Scan the listing below and copy every line holding "located".

Dataset items:
---+---

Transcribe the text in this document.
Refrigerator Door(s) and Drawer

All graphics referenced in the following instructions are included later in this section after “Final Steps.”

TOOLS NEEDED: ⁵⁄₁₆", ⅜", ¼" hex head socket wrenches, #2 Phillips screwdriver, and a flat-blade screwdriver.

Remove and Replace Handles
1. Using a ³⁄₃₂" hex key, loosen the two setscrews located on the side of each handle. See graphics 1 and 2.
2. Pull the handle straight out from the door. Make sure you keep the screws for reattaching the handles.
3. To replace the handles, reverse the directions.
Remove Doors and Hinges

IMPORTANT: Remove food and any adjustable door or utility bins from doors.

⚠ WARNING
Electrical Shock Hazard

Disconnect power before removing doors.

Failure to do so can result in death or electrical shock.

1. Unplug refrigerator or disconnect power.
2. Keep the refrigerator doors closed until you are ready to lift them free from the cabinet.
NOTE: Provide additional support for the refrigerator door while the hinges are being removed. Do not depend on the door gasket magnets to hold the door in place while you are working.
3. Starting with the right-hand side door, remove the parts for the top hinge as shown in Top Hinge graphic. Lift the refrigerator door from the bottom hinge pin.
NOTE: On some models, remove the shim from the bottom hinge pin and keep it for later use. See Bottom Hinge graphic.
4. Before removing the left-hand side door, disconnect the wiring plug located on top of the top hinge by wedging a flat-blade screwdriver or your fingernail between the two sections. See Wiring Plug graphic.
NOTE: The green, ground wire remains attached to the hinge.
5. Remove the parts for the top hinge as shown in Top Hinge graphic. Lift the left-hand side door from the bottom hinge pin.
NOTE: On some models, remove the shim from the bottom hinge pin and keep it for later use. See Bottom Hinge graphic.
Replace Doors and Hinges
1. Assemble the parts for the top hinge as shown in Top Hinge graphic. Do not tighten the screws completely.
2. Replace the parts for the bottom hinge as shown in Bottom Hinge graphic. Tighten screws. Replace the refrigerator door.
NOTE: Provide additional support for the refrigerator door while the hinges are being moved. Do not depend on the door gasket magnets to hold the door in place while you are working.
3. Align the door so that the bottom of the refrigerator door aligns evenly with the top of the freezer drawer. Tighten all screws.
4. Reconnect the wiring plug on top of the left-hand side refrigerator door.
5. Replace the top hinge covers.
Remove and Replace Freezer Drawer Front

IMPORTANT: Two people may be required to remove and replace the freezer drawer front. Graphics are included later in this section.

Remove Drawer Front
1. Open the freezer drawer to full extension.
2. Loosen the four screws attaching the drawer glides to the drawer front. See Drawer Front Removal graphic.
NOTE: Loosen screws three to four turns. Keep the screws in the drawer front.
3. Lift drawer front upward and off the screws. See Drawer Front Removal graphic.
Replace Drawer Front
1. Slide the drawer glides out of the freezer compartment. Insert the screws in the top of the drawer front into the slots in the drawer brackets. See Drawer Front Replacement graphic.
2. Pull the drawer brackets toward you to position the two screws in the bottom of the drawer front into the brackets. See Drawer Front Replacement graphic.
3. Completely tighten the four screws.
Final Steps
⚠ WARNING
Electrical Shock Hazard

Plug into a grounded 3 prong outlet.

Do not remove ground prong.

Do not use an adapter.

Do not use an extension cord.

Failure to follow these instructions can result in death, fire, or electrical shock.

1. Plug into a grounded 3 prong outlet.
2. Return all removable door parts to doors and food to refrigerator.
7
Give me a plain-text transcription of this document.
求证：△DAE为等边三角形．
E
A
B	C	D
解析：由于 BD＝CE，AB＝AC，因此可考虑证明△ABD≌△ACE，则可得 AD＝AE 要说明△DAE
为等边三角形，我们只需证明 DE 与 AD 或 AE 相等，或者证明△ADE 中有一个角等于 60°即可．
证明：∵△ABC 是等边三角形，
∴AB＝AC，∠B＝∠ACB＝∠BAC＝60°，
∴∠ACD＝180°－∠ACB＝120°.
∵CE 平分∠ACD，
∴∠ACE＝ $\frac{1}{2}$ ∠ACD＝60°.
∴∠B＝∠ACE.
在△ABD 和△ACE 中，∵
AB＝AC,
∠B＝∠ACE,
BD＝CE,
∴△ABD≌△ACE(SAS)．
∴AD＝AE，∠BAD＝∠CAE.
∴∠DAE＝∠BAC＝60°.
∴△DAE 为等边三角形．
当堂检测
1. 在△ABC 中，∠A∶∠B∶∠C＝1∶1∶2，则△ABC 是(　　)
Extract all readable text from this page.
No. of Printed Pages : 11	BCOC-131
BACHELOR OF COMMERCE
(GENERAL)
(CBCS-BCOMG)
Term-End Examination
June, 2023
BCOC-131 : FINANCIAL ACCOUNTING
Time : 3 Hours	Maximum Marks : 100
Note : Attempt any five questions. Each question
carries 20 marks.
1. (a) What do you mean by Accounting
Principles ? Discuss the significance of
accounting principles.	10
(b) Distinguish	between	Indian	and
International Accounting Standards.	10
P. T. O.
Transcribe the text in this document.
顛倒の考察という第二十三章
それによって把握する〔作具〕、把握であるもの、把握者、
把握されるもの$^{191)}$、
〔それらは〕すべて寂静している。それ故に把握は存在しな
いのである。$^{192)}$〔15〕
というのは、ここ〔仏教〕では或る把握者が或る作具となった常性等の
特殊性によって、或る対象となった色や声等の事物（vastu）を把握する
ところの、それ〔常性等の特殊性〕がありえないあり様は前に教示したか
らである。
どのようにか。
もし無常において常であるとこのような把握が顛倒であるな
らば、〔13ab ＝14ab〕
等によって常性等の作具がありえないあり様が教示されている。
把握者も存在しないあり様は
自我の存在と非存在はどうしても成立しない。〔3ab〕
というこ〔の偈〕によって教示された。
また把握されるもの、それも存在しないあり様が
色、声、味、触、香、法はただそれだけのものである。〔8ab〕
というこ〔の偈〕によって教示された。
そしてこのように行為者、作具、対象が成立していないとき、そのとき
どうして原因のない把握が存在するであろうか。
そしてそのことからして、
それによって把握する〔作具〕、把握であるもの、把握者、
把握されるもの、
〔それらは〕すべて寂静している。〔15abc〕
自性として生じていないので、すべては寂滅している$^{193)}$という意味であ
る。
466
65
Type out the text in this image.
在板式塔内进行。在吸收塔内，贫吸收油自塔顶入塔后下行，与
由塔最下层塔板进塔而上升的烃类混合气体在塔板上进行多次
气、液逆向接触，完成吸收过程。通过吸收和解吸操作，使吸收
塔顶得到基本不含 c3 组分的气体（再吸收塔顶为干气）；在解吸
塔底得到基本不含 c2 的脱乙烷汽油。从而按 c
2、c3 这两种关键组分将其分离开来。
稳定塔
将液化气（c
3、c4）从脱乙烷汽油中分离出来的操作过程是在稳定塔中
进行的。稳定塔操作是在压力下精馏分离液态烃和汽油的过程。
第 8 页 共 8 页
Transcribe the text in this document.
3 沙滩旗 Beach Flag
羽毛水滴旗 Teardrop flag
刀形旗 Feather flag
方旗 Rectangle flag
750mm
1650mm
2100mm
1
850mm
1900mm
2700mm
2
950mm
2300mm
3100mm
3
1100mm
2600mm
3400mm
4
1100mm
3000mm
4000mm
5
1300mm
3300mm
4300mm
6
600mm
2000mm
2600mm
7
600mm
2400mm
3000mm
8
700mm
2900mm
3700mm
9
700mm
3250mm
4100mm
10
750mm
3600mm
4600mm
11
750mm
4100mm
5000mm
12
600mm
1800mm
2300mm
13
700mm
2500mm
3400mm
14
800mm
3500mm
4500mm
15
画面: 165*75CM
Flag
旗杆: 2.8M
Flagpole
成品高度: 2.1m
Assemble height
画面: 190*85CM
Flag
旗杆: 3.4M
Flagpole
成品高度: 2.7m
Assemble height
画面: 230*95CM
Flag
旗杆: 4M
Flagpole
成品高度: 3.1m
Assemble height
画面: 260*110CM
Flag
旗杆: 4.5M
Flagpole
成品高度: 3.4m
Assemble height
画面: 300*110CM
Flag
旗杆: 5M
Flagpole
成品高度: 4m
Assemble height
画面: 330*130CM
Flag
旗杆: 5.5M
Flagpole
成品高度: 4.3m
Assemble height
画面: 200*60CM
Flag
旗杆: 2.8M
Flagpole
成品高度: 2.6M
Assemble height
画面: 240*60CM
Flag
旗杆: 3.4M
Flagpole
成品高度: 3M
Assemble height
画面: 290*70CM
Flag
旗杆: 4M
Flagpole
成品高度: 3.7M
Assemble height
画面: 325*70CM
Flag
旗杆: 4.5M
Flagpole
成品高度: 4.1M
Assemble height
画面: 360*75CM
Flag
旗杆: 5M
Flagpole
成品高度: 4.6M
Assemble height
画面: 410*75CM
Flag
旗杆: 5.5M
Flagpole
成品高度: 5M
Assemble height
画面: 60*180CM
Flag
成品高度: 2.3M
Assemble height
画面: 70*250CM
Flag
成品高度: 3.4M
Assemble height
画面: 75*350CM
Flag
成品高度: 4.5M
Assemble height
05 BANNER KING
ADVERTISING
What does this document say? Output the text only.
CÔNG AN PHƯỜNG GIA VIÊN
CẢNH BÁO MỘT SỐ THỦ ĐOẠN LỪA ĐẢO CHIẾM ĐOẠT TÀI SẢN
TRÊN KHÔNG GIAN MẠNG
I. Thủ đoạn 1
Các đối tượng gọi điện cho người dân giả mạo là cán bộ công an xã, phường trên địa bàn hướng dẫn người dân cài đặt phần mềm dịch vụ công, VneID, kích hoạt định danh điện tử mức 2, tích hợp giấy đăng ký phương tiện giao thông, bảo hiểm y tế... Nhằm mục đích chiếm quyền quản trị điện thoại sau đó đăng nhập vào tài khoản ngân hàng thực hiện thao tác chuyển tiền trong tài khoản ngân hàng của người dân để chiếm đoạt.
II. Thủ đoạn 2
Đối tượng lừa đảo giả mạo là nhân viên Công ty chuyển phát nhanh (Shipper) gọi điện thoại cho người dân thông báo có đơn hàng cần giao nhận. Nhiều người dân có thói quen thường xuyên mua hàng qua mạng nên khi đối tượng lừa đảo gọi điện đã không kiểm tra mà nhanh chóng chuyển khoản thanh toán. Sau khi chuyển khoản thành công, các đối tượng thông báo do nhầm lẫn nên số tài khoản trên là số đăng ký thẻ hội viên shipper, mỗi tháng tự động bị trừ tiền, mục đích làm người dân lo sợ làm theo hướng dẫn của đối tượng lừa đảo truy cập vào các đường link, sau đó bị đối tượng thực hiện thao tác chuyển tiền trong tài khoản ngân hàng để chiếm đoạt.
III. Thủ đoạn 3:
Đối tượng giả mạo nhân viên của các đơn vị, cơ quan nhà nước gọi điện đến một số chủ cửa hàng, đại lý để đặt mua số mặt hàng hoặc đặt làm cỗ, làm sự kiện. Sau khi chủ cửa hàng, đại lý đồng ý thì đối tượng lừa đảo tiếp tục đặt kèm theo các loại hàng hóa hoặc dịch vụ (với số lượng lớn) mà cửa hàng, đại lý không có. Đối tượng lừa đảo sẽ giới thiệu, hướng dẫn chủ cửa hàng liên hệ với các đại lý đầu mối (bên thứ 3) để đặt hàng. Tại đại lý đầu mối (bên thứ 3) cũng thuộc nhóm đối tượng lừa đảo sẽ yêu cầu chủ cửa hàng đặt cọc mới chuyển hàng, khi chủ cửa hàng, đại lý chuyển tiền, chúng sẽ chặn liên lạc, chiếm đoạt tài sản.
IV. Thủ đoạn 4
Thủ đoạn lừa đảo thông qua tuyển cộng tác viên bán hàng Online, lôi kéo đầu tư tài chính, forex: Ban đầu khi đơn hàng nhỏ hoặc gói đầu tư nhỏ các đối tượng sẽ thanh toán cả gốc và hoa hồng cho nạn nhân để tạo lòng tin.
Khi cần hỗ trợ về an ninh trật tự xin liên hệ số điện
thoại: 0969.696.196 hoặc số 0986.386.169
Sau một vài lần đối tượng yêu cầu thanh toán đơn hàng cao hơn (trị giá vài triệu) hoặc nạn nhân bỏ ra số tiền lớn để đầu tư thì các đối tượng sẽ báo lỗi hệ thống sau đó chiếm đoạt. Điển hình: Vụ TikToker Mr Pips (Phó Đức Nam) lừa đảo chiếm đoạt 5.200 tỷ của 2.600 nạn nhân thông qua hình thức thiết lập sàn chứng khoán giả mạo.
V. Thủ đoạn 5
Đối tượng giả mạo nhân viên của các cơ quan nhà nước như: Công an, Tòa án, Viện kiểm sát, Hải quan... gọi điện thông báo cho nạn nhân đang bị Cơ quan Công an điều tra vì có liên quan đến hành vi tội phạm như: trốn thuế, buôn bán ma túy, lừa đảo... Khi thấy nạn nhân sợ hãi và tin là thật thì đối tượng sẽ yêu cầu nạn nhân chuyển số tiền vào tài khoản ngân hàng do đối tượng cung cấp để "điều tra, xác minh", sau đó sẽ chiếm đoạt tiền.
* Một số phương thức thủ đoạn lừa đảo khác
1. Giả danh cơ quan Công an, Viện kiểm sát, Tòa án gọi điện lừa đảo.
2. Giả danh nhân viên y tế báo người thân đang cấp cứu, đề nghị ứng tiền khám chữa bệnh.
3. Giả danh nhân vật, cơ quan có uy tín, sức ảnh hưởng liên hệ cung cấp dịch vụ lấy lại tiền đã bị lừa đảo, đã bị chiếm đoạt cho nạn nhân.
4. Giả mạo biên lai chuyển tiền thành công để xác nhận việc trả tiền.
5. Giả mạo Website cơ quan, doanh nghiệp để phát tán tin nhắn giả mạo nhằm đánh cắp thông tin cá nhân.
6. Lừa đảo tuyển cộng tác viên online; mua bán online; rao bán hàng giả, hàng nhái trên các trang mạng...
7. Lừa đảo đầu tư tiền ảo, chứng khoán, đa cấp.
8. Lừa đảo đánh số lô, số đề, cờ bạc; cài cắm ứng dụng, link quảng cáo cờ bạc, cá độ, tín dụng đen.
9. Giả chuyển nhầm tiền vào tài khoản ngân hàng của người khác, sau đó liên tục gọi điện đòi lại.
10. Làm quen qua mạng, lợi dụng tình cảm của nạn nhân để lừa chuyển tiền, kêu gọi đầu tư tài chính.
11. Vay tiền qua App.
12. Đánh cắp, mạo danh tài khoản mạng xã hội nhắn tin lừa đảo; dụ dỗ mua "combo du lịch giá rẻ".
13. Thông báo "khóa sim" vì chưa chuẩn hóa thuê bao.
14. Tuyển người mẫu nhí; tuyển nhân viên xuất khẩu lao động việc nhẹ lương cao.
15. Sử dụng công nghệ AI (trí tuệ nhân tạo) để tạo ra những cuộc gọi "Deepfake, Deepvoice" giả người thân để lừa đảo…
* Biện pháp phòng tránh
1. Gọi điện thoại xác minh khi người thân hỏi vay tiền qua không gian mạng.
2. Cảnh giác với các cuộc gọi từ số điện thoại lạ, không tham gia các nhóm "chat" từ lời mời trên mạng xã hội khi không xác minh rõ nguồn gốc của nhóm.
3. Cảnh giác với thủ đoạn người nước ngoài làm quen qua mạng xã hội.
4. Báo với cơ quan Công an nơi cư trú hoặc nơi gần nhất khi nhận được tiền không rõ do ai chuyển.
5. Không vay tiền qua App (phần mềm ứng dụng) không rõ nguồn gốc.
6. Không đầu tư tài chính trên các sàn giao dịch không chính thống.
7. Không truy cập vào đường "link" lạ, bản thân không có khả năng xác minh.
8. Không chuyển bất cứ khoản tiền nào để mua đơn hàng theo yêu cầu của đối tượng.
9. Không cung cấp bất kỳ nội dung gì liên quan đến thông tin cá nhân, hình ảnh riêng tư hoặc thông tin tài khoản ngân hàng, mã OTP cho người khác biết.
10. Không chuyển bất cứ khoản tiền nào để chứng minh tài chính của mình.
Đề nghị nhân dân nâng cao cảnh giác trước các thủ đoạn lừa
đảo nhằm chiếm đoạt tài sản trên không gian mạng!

---+---

Solution to the problem:
1. Using a ³⁄₃₂" hex key, loosen the two setscrews located on the side of each handle. See graphics 1 and 2.
4. Before removing the left-hand side door, disconnect the wiring plug located on top of the top hinge by wedging a flat-blade screwdriver or your fingernail between the two sections. See Wiring Plug graphic.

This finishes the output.